Copy all the rows below line for line without changing anything, and leave out the pictures.

□ □ □ □ □ □ □

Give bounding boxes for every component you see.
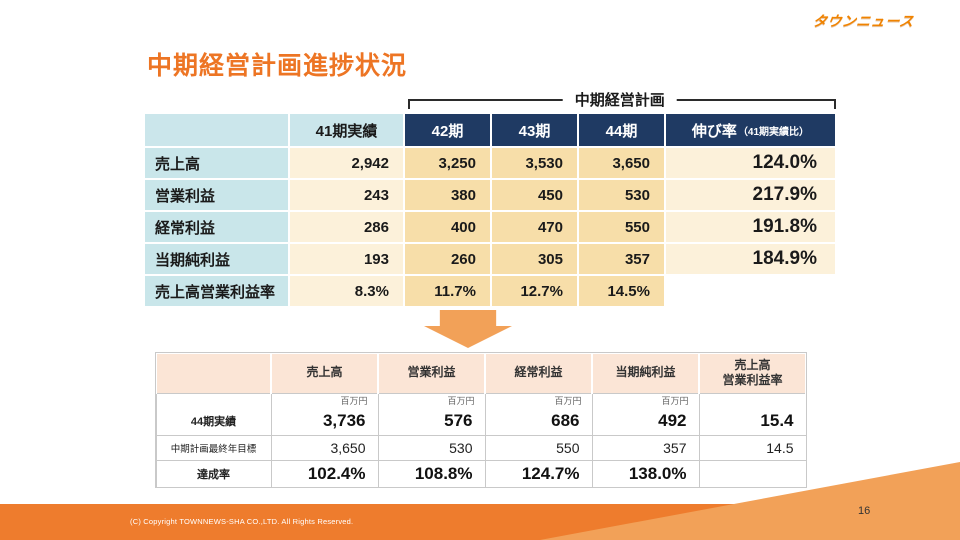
t2-header-row: 売上高 営業利益 経常利益 当期純利益 売上高 営業利益率 <box>155 352 807 394</box>
t2-cell: 550 <box>484 434 593 461</box>
page-title: 中期経営計画進捗状況 <box>147 52 408 80</box>
t1-cell-42: 260 <box>405 244 490 274</box>
t2-cell: 108.8% <box>377 459 486 488</box>
t2-cell: 102.4% <box>270 459 379 488</box>
t2-row-achievement: 達成率 102.4% 108.8% 124.7% 138.0% <box>155 459 807 488</box>
t1-header-41: 41期実績 <box>290 114 403 146</box>
t1-cell-44: 357 <box>579 244 664 274</box>
t2-unit-empty <box>155 392 272 408</box>
t1-cell-41: 2,942 <box>290 148 403 178</box>
t1-header-growth-main: 伸び率 <box>691 122 737 140</box>
t1-cell-41: 193 <box>290 244 403 274</box>
page-number: 16 <box>858 505 871 517</box>
t2-header-sales: 売上高 <box>270 352 379 394</box>
t2-cell: 14.5 <box>698 434 807 461</box>
t1-row-label: 売上高営業利益率 <box>145 276 288 306</box>
t2-cell <box>698 459 807 488</box>
t1-header-empty <box>145 114 288 146</box>
t2-cell: 15.4 <box>698 407 807 436</box>
t1-cell-43: 450 <box>492 180 577 210</box>
t1-cell-44: 550 <box>579 212 664 242</box>
t1-cell-42: 11.7% <box>405 276 490 306</box>
t1-cell-42: 400 <box>405 212 490 242</box>
t2-header-operating-profit: 営業利益 <box>377 352 486 394</box>
midterm-plan-table: 41期実績 42期 43期 44期 伸び率 （41期実績比） 売上高 2,942… <box>145 114 835 306</box>
t2-unit <box>698 392 807 408</box>
t1-cell-44: 530 <box>579 180 664 210</box>
t2-row-label: 中期計画最終年目標 <box>155 434 272 461</box>
t1-cell-43: 305 <box>492 244 577 274</box>
t1-cell-43: 3,530 <box>492 148 577 178</box>
t1-cell-growth <box>666 276 835 306</box>
t2-row-target: 中期計画最終年目標 3,650 530 550 357 14.5 <box>155 434 807 461</box>
t1-header-growth: 伸び率 （41期実績比） <box>666 114 835 146</box>
bracket-label: 中期経営計画 <box>562 89 677 110</box>
t1-cell-growth: 217.9% <box>666 180 835 210</box>
t1-cell-growth: 184.9% <box>666 244 835 274</box>
t1-cell-44: 3,650 <box>579 148 664 178</box>
t2-header-empty <box>155 352 272 394</box>
t2-cell: 357 <box>591 434 700 461</box>
t1-row-label: 売上高 <box>145 148 288 178</box>
bracket-tick-left <box>408 99 410 109</box>
t1-header-43: 43期 <box>492 114 577 146</box>
bracket-tick-right <box>834 99 836 109</box>
results-table: 売上高 営業利益 経常利益 当期純利益 売上高 営業利益率 百万円 百万円 百万… <box>155 352 807 488</box>
t1-row-label: 経常利益 <box>145 212 288 242</box>
t2-cell: 686 <box>484 407 593 436</box>
t2-cell: 576 <box>377 407 486 436</box>
t1-cell-growth: 191.8% <box>666 212 835 242</box>
t1-cell-43: 12.7% <box>492 276 577 306</box>
t1-cell-growth: 124.0% <box>666 148 835 178</box>
t2-unit: 百万円 <box>591 392 700 408</box>
t1-cell-42: 3,250 <box>405 148 490 178</box>
t2-unit: 百万円 <box>377 392 486 408</box>
t1-cell-44: 14.5% <box>579 276 664 306</box>
t2-row-label: 44期実績 <box>155 407 272 436</box>
midterm-plan-bracket: 中期経営計画 <box>408 88 836 110</box>
t2-unit-row: 百万円 百万円 百万円 百万円 <box>155 392 807 408</box>
t2-header-net-profit: 当期純利益 <box>591 352 700 394</box>
t2-unit: 百万円 <box>484 392 593 408</box>
t2-cell: 530 <box>377 434 486 461</box>
t2-cell: 492 <box>591 407 700 436</box>
copyright-text: (C) Copyright TOWNNEWS-SHA CO.,LTD. All … <box>130 517 354 526</box>
t1-cell-41: 243 <box>290 180 403 210</box>
t2-row-label: 達成率 <box>155 459 272 488</box>
t2-row-actual: 44期実績 3,736 576 686 492 15.4 <box>155 407 807 436</box>
townnews-logo: タウンニュース <box>812 13 916 29</box>
t2-cell: 124.7% <box>484 459 593 488</box>
t2-unit: 百万円 <box>270 392 379 408</box>
t2-cell: 3,736 <box>270 407 379 436</box>
t1-row-label: 営業利益 <box>145 180 288 210</box>
t2-cell: 138.0% <box>591 459 700 488</box>
t2-cell: 3,650 <box>270 434 379 461</box>
t1-cell-41: 286 <box>290 212 403 242</box>
t1-header-44: 44期 <box>579 114 664 146</box>
t1-header-42: 42期 <box>405 114 490 146</box>
t1-row-label: 当期純利益 <box>145 244 288 274</box>
t1-cell-41: 8.3% <box>290 276 403 306</box>
t1-header-growth-sub: （41期実績比） <box>737 126 810 138</box>
t2-header-margin: 売上高 営業利益率 <box>698 352 807 394</box>
t1-cell-43: 470 <box>492 212 577 242</box>
t1-cell-42: 380 <box>405 180 490 210</box>
t2-header-ordinary-profit: 経常利益 <box>484 352 593 394</box>
down-arrow-icon <box>424 310 512 348</box>
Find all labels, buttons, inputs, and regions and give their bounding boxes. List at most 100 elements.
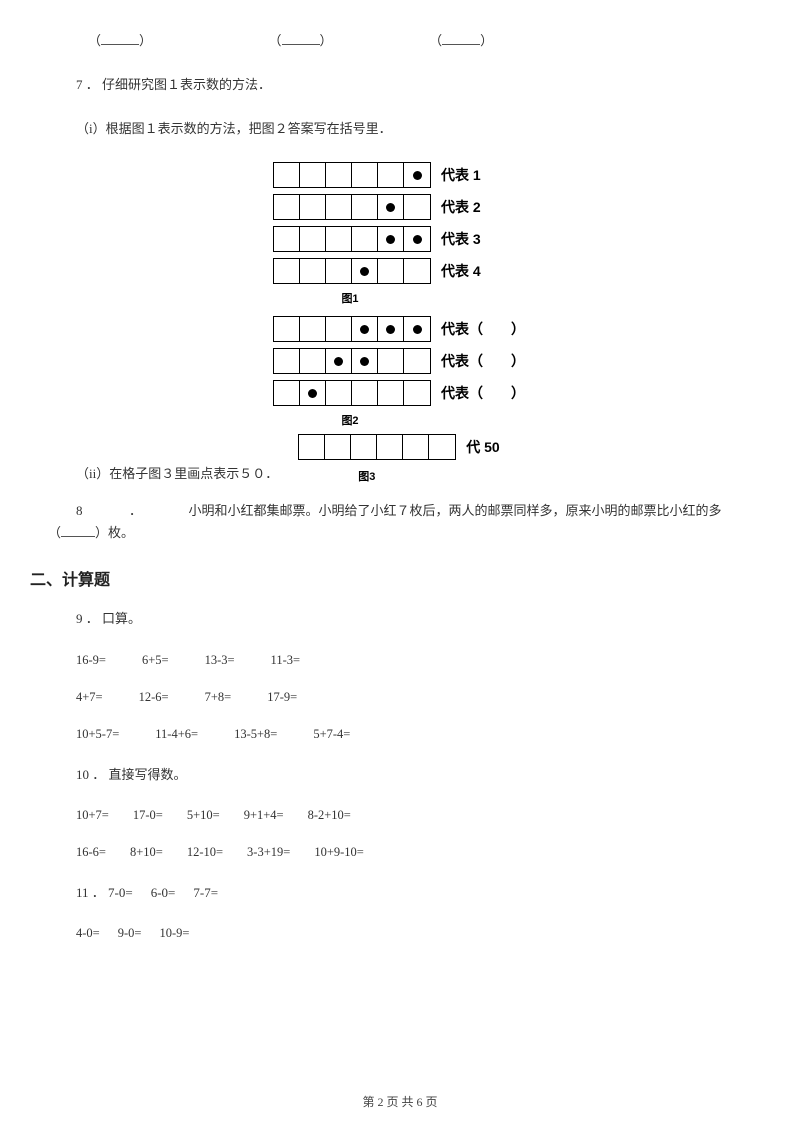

□ □ □ □ □ □ □

## WRITTEN SOLUTION
Give bounding boxes for every component you see.
t2-header-row: 売上高 営業利益 経常利益 当期純利益 売上高 営業利益率 <box>155 352 807 394</box>
t2-cell: 550 <box>484 434 593 461</box>
page-title: 中期経営計画進捗状況 <box>147 52 408 80</box>
t1-cell-42: 260 <box>405 244 490 274</box>
t2-cell: 108.8% <box>377 459 486 488</box>
t2-cell: 102.4% <box>270 459 379 488</box>
t2-row-achievement: 達成率 102.4% 108.8% 124.7% 138.0% <box>155 459 807 488</box>
t1-header-41: 41期実績 <box>290 114 403 146</box>
t1-cell-44: 357 <box>579 244 664 274</box>
t2-unit-empty <box>155 392 272 408</box>
t1-cell-41: 2,942 <box>290 148 403 178</box>
t1-header-growth-main: 伸び率 <box>691 122 737 140</box>
t1-cell-41: 193 <box>290 244 403 274</box>
page-number: 16 <box>858 505 871 517</box>
t2-header-sales: 売上高 <box>270 352 379 394</box>
t2-cell: 14.5 <box>698 434 807 461</box>
t1-row-label: 売上高営業利益率 <box>145 276 288 306</box>
t2-cell <box>698 459 807 488</box>
t1-header-empty <box>145 114 288 146</box>
t2-cell: 15.4 <box>698 407 807 436</box>
t1-cell-43: 450 <box>492 180 577 210</box>
t1-cell-44: 550 <box>579 212 664 242</box>
t1-cell-42: 11.7% <box>405 276 490 306</box>
t1-cell-42: 400 <box>405 212 490 242</box>
t2-header-operating-profit: 営業利益 <box>377 352 486 394</box>
midterm-plan-table: 41期実績 42期 43期 44期 伸び率 （41期実績比） 売上高 2,942… <box>145 114 835 306</box>
t2-unit <box>698 392 807 408</box>
t1-cell-44: 530 <box>579 180 664 210</box>
t2-row-label: 中期計画最終年目標 <box>155 434 272 461</box>
t1-cell-43: 305 <box>492 244 577 274</box>
t1-cell-43: 3,530 <box>492 148 577 178</box>
t1-cell-growth <box>666 276 835 306</box>
t2-row-target: 中期計画最終年目標 3,650 530 550 357 14.5 <box>155 434 807 461</box>
t1-header-growth: 伸び率 （41期実績比） <box>666 114 835 146</box>
bracket-label: 中期経営計画 <box>562 89 677 110</box>
t1-cell-growth: 217.9% <box>666 180 835 210</box>
t1-cell-growth: 184.9% <box>666 244 835 274</box>
t1-cell-44: 3,650 <box>579 148 664 178</box>
t2-header-empty <box>155 352 272 394</box>
t2-cell: 357 <box>591 434 700 461</box>
t1-row-label: 売上高 <box>145 148 288 178</box>
bracket-tick-left <box>408 99 410 109</box>
t1-header-43: 43期 <box>492 114 577 146</box>
bracket-tick-right <box>834 99 836 109</box>
results-table: 売上高 営業利益 経常利益 当期純利益 売上高 営業利益率 百万円 百万円 百万… <box>155 352 807 488</box>
t1-row-label: 経常利益 <box>145 212 288 242</box>
t2-cell: 686 <box>484 407 593 436</box>
t2-cell: 576 <box>377 407 486 436</box>
t1-cell-growth: 191.8% <box>666 212 835 242</box>
t1-cell-43: 12.7% <box>492 276 577 306</box>
t1-cell-growth: 124.0% <box>666 148 835 178</box>
t2-unit: 百万円 <box>591 392 700 408</box>
t1-cell-42: 3,250 <box>405 148 490 178</box>
t2-unit: 百万円 <box>377 392 486 408</box>
t1-cell-44: 14.5% <box>579 276 664 306</box>
t2-row-label: 44期実績 <box>155 407 272 436</box>
midterm-plan-bracket: 中期経営計画 <box>408 88 836 110</box>
t2-unit-row: 百万円 百万円 百万円 百万円 <box>155 392 807 408</box>
t2-header-net-profit: 当期純利益 <box>591 352 700 394</box>
t2-unit: 百万円 <box>484 392 593 408</box>
t2-cell: 530 <box>377 434 486 461</box>
t2-cell: 492 <box>591 407 700 436</box>
copyright-text: (C) Copyright TOWNNEWS-SHA CO.,LTD. All … <box>130 517 354 526</box>
t1-cell-41: 243 <box>290 180 403 210</box>
t2-row-label: 達成率 <box>155 459 272 488</box>
t2-row-actual: 44期実績 3,736 576 686 492 15.4 <box>155 407 807 436</box>
townnews-logo: タウンニュース <box>812 13 916 29</box>
t2-cell: 124.7% <box>484 459 593 488</box>
t2-unit: 百万円 <box>270 392 379 408</box>
t2-cell: 3,736 <box>270 407 379 436</box>
t1-row-label: 営業利益 <box>145 180 288 210</box>
t2-cell: 138.0% <box>591 459 700 488</box>
t2-cell: 3,650 <box>270 434 379 461</box>
t1-cell-41: 286 <box>290 212 403 242</box>
t1-header-44: 44期 <box>579 114 664 146</box>
t1-header-42: 42期 <box>405 114 490 146</box>
t1-row-label: 当期純利益 <box>145 244 288 274</box>
t1-cell-41: 8.3% <box>290 276 403 306</box>
t1-header-growth-sub: （41期実績比） <box>737 126 810 138</box>
t2-header-margin: 売上高 営業利益率 <box>698 352 807 394</box>
t1-cell-43: 470 <box>492 212 577 242</box>
t1-cell-42: 380 <box>405 180 490 210</box>
t2-header-ordinary-profit: 経常利益 <box>484 352 593 394</box>
down-arrow-icon <box>424 310 512 348</box>
Find all labels, buttons, inputs, and regions and give their bounding boxes. List at most 100 elements.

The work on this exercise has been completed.